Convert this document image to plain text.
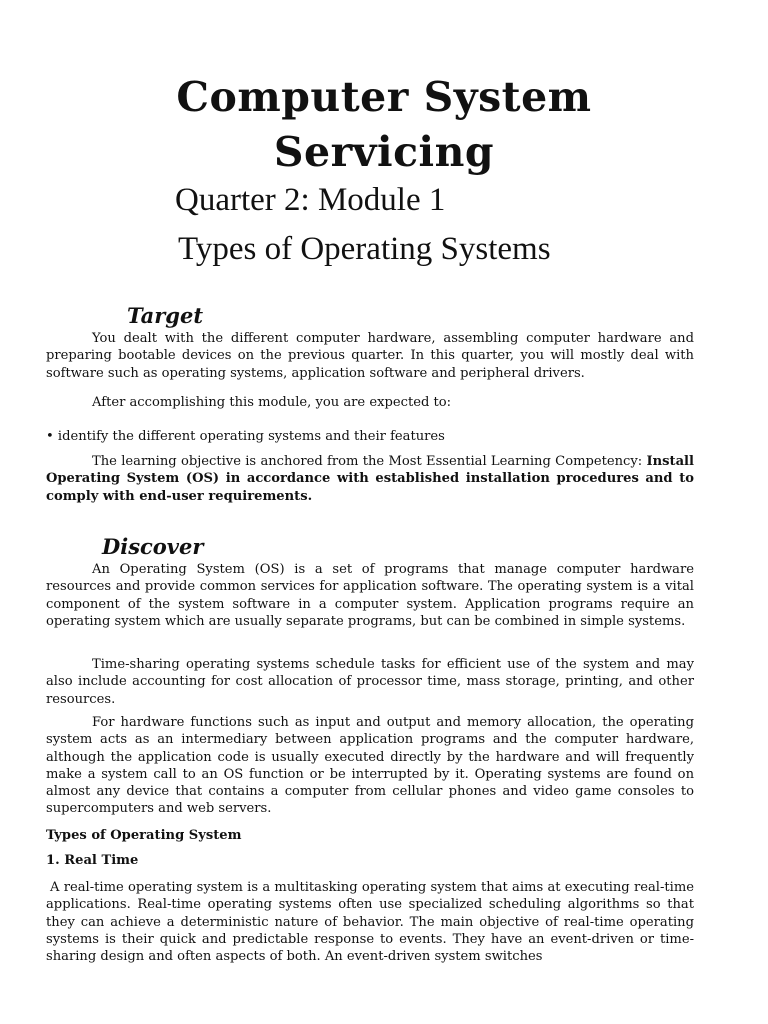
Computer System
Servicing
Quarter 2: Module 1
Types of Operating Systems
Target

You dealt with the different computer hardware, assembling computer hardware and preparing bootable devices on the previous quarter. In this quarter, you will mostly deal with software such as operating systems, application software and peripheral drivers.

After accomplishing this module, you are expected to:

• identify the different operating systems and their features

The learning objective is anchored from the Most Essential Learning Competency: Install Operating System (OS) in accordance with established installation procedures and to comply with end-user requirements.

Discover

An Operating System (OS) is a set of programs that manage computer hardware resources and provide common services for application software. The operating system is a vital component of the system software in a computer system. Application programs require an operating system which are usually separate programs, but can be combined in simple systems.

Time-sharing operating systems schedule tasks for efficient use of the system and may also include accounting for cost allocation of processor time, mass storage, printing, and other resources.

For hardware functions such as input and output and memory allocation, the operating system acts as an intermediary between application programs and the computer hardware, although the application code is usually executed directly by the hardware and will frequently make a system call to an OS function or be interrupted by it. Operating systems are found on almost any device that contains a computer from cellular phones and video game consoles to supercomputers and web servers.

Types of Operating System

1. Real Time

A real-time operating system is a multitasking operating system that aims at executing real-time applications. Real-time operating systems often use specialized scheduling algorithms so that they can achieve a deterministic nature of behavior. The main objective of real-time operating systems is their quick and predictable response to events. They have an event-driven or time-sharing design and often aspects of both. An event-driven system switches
-.-.-
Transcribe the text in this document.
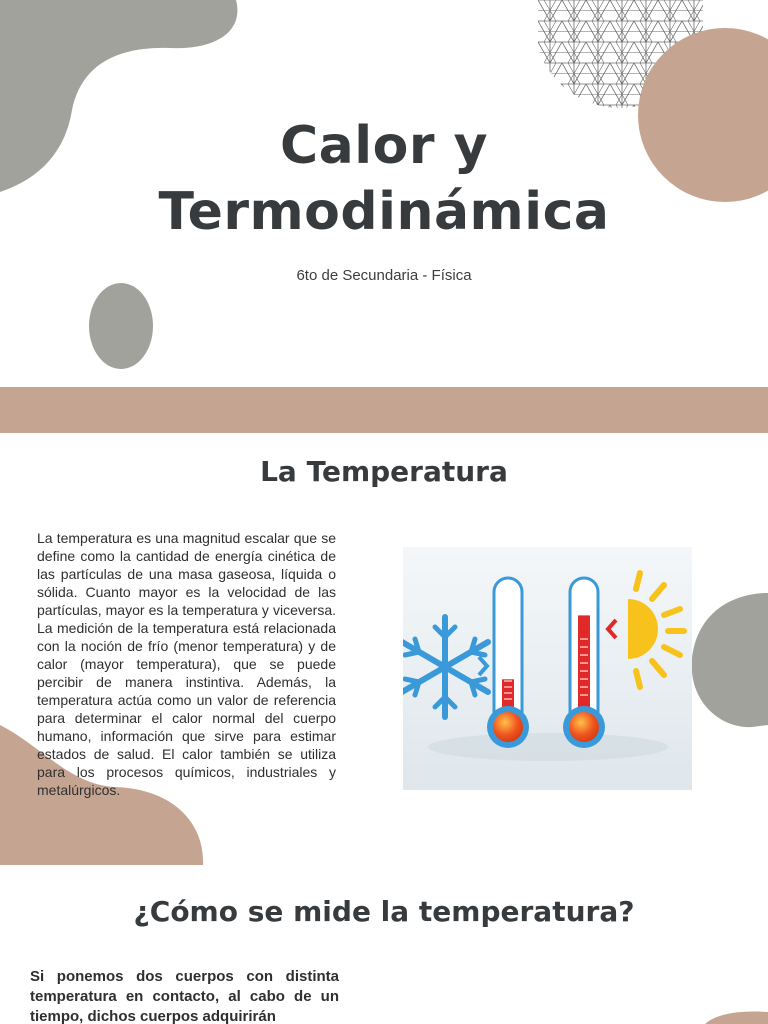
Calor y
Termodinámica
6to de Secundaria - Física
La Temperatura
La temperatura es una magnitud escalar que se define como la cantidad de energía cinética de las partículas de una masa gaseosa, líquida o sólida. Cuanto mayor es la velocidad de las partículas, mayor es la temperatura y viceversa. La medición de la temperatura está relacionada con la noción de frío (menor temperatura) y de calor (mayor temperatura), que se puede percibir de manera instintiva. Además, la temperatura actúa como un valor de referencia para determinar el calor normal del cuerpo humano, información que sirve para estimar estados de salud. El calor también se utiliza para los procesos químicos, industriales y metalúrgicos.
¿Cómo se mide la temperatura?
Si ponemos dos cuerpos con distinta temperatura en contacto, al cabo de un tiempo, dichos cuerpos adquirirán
-.-.-
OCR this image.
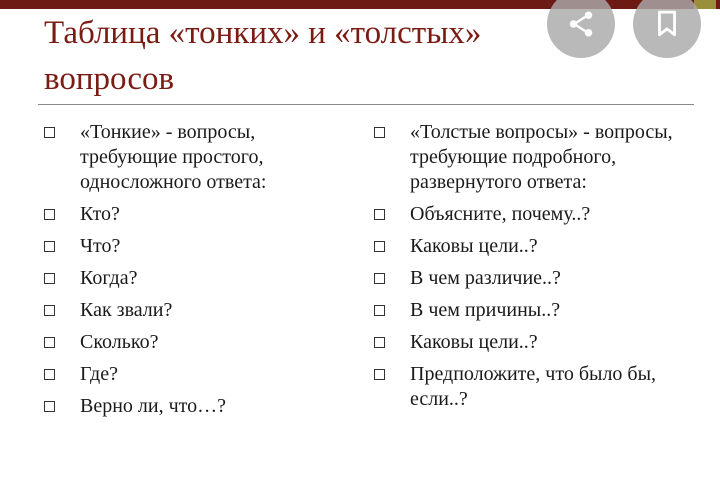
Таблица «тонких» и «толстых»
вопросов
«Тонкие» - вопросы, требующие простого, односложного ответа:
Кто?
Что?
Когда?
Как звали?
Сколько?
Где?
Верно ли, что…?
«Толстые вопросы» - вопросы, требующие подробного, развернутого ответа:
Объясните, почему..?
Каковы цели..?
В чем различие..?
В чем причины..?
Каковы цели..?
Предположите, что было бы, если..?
-.-.-
** Exercise description **
In the material above, tally every line with the string "text" in it, then give that number alone.

** Response **
2